-- begin TASK INPUTS --

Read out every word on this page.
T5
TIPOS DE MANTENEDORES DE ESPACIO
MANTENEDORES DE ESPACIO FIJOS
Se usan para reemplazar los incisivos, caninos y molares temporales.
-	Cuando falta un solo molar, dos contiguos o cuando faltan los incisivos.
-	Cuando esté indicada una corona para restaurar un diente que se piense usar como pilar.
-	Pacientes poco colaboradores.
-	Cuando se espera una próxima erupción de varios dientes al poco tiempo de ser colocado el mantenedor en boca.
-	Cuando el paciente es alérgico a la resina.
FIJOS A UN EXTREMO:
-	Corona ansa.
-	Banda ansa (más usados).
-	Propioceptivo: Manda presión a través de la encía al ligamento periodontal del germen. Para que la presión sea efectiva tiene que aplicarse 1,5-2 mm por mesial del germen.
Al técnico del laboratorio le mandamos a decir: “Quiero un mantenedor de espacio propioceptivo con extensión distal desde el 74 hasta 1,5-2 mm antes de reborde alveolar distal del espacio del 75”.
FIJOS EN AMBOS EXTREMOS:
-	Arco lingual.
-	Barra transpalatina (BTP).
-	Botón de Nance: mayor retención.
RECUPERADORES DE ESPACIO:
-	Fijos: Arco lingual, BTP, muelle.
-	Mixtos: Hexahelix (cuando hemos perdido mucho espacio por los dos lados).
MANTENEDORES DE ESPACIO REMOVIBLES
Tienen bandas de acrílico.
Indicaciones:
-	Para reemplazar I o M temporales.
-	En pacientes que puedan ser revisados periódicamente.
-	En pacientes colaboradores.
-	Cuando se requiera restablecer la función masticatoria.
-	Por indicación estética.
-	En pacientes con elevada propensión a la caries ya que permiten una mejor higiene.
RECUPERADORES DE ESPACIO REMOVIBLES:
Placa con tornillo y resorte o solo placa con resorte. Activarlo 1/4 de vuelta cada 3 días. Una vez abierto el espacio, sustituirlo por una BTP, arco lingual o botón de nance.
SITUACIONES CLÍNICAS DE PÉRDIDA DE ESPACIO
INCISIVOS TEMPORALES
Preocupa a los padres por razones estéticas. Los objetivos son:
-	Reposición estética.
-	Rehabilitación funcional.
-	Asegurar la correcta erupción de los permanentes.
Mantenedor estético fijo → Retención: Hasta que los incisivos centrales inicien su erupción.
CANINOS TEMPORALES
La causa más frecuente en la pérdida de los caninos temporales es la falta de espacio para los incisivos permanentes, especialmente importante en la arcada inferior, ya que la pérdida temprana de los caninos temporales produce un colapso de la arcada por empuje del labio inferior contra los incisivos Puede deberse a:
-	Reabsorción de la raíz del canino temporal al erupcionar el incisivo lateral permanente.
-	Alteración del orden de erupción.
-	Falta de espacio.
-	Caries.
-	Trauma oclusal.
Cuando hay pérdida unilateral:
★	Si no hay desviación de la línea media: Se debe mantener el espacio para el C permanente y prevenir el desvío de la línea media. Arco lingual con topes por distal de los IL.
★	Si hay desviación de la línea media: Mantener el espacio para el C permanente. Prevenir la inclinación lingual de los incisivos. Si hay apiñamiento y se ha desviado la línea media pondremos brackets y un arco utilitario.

-- end TASK INPUTS --

▸ **OBJECTIVE**
Give the listing above again, word for word.

▸ **WRITTEN REPLY**
Read out every word on this page.
T5
TIPOS DE MANTENEDORES DE ESPACIO
MANTENEDORES DE ESPACIO FIJOS
Se usan para reemplazar los incisivos, caninos y molares temporales.
-	Cuando falta un solo molar, dos contiguos o cuando faltan los incisivos.
-	Cuando esté indicada una corona para restaurar un diente que se piense usar como pilar.
-	Pacientes poco colaboradores.
-	Cuando se espera una próxima erupción de varios dientes al poco tiempo de ser colocado el mantenedor en boca.
-	Cuando el paciente es alérgico a la resina.
FIJOS A UN EXTREMO:
-	Corona ansa.
-	Banda ansa (más usados).
-	Propioceptivo: Manda presión a través de la encía al ligamento periodontal del germen. Para que la presión sea efectiva tiene que aplicarse 1,5-2 mm por mesial del germen.
Al técnico del laboratorio le mandamos a decir: “Quiero un mantenedor de espacio propioceptivo con extensión distal desde el 74 hasta 1,5-2 mm antes de reborde alveolar distal del espacio del 75”.
FIJOS EN AMBOS EXTREMOS:
-	Arco lingual.
-	Barra transpalatina (BTP).
-	Botón de Nance: mayor retención.
RECUPERADORES DE ESPACIO:
-	Fijos: Arco lingual, BTP, muelle.
-	Mixtos: Hexahelix (cuando hemos perdido mucho espacio por los dos lados).
MANTENEDORES DE ESPACIO REMOVIBLES
Tienen bandas de acrílico.
Indicaciones:
-	Para reemplazar I o M temporales.
-	En pacientes que puedan ser revisados periódicamente.
-	En pacientes colaboradores.
-	Cuando se requiera restablecer la función masticatoria.
-	Por indicación estética.
-	En pacientes con elevada propensión a la caries ya que permiten una mejor higiene.
RECUPERADORES DE ESPACIO REMOVIBLES:
Placa con tornillo y resorte o solo placa con resorte. Activarlo 1/4 de vuelta cada 3 días. Una vez abierto el espacio, sustituirlo por una BTP, arco lingual o botón de nance.
SITUACIONES CLÍNICAS DE PÉRDIDA DE ESPACIO
INCISIVOS TEMPORALES
Preocupa a los padres por razones estéticas. Los objetivos son:
-	Reposición estética.
-	Rehabilitación funcional.
-	Asegurar la correcta erupción de los permanentes.
Mantenedor estético fijo → Retención: Hasta que los incisivos centrales inicien su erupción.
CANINOS TEMPORALES
La causa más frecuente en la pérdida de los caninos temporales es la falta de espacio para los incisivos permanentes, especialmente importante en la arcada inferior, ya que la pérdida temprana de los caninos temporales produce un colapso de la arcada por empuje del labio inferior contra los incisivos Puede deberse a:
-	Reabsorción de la raíz del canino temporal al erupcionar el incisivo lateral permanente.
-	Alteración del orden de erupción.
-	Falta de espacio.
-	Caries.
-	Trauma oclusal.
Cuando hay pérdida unilateral:
★	Si no hay desviación de la línea media: Se debe mantener el espacio para el C permanente y prevenir el desvío de la línea media. Arco lingual con topes por distal de los IL.
★	Si hay desviación de la línea media: Mantener el espacio para el C permanente. Prevenir la inclinación lingual de los incisivos. Si hay apiñamiento y se ha desviado la línea media pondremos brackets y un arco utilitario.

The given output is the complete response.